**WHAT THIS TASK INVOLVES**
Count, in the data that follows, every line with the string "texto", and give that count as the whole reply.

**THE INPUT**

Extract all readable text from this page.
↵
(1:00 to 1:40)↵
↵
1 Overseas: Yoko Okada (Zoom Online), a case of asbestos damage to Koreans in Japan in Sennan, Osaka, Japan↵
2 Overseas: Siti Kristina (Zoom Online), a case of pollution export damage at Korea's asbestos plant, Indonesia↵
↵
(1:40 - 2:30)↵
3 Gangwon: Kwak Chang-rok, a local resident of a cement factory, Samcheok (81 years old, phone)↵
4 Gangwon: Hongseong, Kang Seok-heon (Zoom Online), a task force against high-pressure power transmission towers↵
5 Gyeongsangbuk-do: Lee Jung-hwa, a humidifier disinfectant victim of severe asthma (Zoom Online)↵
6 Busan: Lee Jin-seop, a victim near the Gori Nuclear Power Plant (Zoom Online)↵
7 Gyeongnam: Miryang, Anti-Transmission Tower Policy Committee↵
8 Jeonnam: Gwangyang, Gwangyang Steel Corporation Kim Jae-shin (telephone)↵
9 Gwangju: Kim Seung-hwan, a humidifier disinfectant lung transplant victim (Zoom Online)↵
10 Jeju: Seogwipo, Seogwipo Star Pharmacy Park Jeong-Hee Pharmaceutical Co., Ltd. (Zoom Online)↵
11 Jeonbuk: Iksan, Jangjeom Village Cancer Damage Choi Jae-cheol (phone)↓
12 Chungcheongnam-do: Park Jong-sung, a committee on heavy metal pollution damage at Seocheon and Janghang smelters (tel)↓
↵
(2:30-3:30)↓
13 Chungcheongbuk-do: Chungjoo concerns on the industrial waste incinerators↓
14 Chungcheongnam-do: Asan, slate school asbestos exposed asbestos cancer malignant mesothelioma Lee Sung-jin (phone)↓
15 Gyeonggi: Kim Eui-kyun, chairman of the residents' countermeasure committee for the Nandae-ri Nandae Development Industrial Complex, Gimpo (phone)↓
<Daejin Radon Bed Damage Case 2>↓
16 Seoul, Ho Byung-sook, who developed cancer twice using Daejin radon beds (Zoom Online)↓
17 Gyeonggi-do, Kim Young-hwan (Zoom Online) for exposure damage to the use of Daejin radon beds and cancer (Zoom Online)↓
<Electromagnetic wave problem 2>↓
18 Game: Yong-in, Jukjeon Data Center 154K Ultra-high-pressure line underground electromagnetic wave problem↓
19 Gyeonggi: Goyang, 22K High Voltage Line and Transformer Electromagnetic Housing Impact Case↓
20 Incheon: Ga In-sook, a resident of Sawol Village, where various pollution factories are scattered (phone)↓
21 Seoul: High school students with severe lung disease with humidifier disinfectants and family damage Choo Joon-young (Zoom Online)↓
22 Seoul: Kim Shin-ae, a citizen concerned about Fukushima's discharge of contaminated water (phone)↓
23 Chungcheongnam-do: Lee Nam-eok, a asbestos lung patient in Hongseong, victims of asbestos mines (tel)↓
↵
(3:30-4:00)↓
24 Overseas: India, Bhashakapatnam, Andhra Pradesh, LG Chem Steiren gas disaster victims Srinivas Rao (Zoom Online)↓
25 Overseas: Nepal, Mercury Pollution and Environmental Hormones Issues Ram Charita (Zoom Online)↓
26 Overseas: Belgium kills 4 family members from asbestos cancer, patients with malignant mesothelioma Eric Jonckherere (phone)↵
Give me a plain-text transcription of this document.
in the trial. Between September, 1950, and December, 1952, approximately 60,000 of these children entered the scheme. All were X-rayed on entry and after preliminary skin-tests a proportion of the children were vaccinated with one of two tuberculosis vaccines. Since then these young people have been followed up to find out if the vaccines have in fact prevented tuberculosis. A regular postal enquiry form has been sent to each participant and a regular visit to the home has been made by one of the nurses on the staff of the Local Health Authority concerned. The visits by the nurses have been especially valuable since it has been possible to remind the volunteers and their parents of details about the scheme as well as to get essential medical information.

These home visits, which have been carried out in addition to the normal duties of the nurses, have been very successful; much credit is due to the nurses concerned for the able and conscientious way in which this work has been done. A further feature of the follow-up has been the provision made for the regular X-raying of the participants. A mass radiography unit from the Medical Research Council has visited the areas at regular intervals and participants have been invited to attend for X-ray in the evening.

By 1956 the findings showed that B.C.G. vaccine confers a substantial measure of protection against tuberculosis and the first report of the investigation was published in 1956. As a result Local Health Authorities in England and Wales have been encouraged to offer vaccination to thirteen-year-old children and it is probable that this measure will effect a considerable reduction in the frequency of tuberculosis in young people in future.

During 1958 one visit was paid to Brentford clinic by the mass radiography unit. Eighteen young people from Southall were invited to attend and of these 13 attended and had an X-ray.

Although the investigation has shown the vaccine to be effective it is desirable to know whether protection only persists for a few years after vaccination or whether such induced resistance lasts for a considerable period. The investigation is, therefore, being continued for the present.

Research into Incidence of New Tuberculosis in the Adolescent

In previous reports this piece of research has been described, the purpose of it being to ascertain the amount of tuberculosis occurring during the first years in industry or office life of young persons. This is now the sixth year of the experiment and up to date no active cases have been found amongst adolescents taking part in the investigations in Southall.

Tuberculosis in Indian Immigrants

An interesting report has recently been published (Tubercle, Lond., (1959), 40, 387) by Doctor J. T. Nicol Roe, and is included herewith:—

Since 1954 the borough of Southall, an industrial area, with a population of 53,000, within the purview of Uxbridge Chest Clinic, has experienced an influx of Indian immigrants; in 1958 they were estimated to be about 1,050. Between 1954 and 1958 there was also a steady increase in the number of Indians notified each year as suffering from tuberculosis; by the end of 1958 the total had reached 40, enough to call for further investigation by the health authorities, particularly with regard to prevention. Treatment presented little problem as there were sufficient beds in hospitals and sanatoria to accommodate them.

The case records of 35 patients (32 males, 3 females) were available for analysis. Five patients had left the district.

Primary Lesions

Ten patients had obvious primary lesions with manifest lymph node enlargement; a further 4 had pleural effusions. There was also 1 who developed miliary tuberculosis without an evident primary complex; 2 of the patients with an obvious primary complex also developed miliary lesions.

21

---

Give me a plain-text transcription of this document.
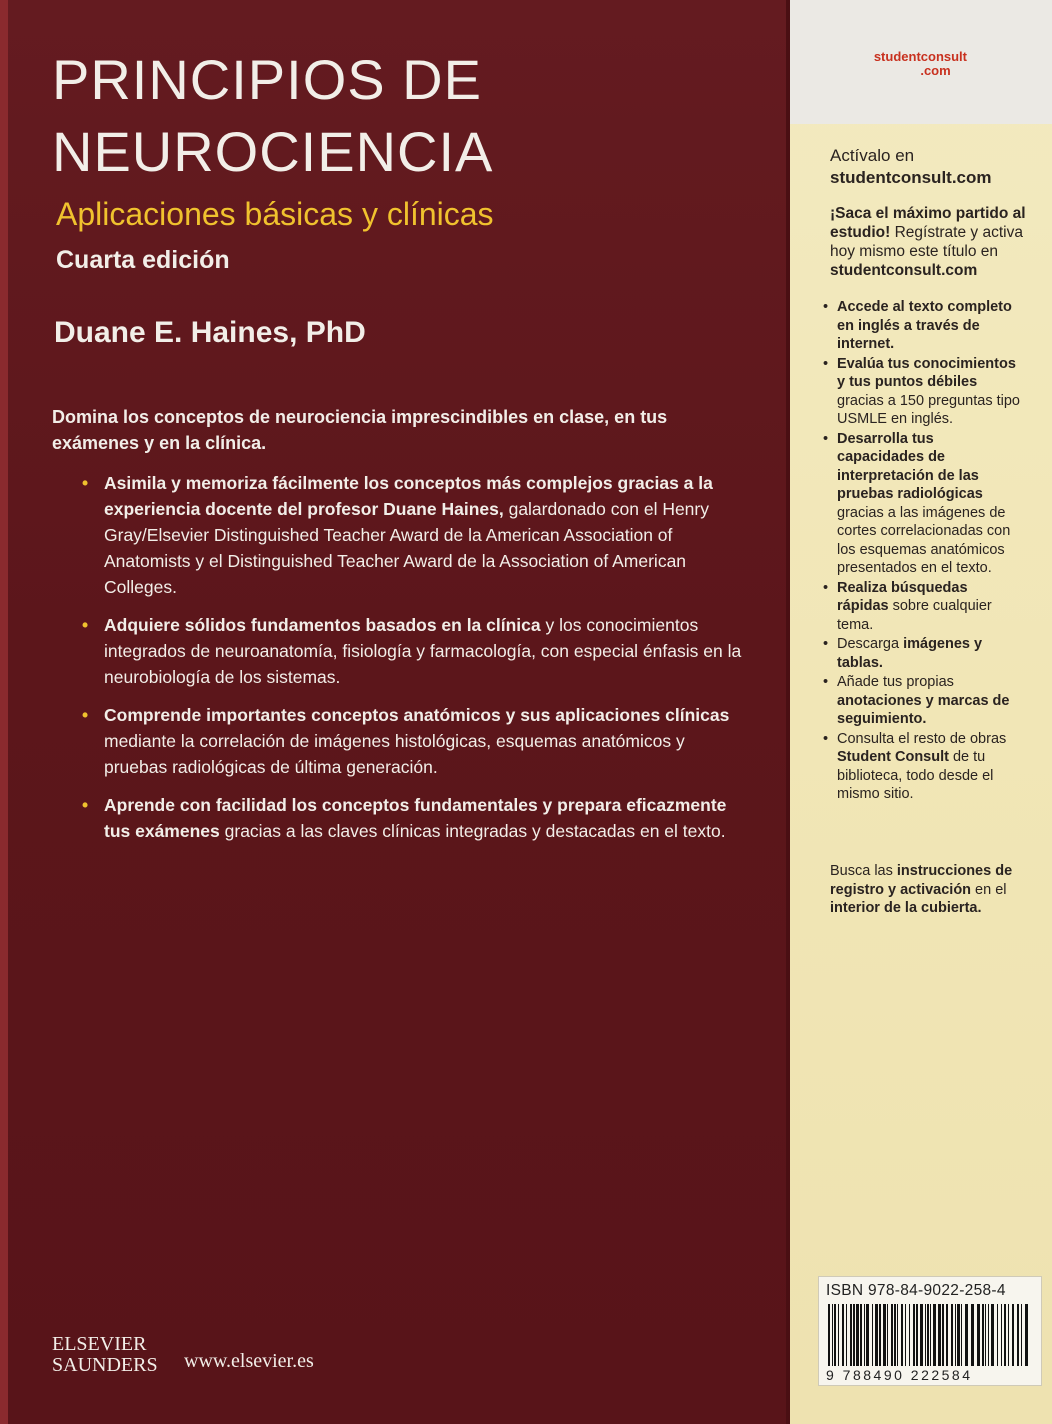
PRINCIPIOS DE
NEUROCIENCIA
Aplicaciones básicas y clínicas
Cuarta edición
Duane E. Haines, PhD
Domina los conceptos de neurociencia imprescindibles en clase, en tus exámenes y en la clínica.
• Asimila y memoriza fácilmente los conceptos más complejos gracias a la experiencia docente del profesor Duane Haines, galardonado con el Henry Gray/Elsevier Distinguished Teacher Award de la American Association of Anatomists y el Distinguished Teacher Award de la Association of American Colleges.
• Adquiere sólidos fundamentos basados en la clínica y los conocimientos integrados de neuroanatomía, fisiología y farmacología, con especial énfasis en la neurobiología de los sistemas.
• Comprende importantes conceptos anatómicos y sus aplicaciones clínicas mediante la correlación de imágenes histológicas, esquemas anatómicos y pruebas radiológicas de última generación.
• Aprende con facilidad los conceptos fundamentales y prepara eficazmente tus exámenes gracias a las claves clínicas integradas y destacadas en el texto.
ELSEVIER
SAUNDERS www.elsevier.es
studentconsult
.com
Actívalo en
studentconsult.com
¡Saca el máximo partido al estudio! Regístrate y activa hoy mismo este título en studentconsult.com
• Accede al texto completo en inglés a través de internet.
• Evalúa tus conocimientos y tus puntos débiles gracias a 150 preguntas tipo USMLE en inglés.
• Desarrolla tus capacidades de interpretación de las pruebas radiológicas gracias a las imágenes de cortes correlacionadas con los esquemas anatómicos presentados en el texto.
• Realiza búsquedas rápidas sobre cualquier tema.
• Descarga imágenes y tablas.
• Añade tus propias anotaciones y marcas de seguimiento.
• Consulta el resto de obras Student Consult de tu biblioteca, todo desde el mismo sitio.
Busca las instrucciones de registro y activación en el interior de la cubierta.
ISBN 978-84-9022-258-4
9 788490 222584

**EXERCISE ANSWER**
3